*Exercise*. Could you copy every line from the material below in which "CCDB" appears?

[Source material start]

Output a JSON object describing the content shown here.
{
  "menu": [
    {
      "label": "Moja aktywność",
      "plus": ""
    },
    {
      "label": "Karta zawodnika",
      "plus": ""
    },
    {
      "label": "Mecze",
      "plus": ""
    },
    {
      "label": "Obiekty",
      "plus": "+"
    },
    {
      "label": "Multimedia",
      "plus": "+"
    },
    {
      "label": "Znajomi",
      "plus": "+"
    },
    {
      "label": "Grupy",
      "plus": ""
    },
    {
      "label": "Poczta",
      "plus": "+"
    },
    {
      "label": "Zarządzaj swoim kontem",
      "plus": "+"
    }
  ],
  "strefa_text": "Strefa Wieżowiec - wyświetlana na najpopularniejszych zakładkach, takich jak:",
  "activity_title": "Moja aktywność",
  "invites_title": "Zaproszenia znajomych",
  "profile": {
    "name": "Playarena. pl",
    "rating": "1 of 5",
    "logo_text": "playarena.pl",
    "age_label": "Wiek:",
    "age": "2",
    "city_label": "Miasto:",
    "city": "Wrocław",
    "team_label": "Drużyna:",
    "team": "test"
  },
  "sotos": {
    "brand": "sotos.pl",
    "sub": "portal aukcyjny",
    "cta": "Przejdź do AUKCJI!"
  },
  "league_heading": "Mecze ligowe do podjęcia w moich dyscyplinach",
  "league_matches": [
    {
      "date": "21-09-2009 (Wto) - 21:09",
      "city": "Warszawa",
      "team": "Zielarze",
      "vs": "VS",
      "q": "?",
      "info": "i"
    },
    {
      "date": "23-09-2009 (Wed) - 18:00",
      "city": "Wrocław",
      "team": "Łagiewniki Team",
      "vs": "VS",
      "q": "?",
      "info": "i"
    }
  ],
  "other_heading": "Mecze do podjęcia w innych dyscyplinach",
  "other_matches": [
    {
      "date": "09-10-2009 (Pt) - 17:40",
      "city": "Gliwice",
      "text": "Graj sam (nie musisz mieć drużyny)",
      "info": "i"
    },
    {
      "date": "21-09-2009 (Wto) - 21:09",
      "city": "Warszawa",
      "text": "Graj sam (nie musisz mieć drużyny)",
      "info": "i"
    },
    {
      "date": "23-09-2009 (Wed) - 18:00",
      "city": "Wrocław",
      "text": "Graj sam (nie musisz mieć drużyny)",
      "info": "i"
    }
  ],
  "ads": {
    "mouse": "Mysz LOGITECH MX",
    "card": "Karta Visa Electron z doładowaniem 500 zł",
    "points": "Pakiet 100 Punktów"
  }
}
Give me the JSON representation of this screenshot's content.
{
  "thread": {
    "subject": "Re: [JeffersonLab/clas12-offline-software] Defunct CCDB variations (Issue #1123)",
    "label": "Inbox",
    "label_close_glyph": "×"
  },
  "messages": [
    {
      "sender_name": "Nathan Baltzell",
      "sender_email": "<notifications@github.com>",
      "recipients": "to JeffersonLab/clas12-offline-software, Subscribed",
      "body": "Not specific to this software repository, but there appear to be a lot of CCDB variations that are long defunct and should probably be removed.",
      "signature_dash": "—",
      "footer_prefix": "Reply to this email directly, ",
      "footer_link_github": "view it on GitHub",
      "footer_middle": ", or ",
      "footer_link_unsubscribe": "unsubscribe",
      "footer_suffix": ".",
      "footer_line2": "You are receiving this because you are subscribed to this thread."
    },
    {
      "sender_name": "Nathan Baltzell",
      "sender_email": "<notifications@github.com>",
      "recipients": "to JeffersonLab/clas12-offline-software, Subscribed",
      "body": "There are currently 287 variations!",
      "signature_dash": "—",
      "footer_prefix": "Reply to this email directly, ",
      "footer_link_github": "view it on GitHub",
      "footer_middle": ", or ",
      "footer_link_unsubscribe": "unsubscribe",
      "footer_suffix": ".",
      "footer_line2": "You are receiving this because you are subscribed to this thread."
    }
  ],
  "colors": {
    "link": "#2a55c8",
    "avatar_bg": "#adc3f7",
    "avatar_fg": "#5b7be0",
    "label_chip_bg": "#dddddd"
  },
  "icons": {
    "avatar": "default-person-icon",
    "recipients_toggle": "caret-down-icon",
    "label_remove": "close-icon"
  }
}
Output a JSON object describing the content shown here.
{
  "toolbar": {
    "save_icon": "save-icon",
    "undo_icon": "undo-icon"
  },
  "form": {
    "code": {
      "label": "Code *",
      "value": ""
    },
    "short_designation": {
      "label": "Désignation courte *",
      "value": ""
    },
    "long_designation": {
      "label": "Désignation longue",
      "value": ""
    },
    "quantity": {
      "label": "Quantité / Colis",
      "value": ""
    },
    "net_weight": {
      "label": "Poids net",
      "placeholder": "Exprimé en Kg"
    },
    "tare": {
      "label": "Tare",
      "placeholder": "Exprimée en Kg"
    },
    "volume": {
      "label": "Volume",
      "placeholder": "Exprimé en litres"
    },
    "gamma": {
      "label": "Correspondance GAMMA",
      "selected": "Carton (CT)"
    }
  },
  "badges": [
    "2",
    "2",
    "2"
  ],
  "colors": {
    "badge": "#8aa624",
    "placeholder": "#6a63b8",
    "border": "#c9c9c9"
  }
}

[Source material end]

*Written answer*.
    "subject": "Re: [JeffersonLab/clas12-offline-software] Defunct CCDB variations (Issue #1123)",
      "body": "Not specific to this software repository, but there appear to be a lot of CCDB variations that are long defunct and should probably be removed.",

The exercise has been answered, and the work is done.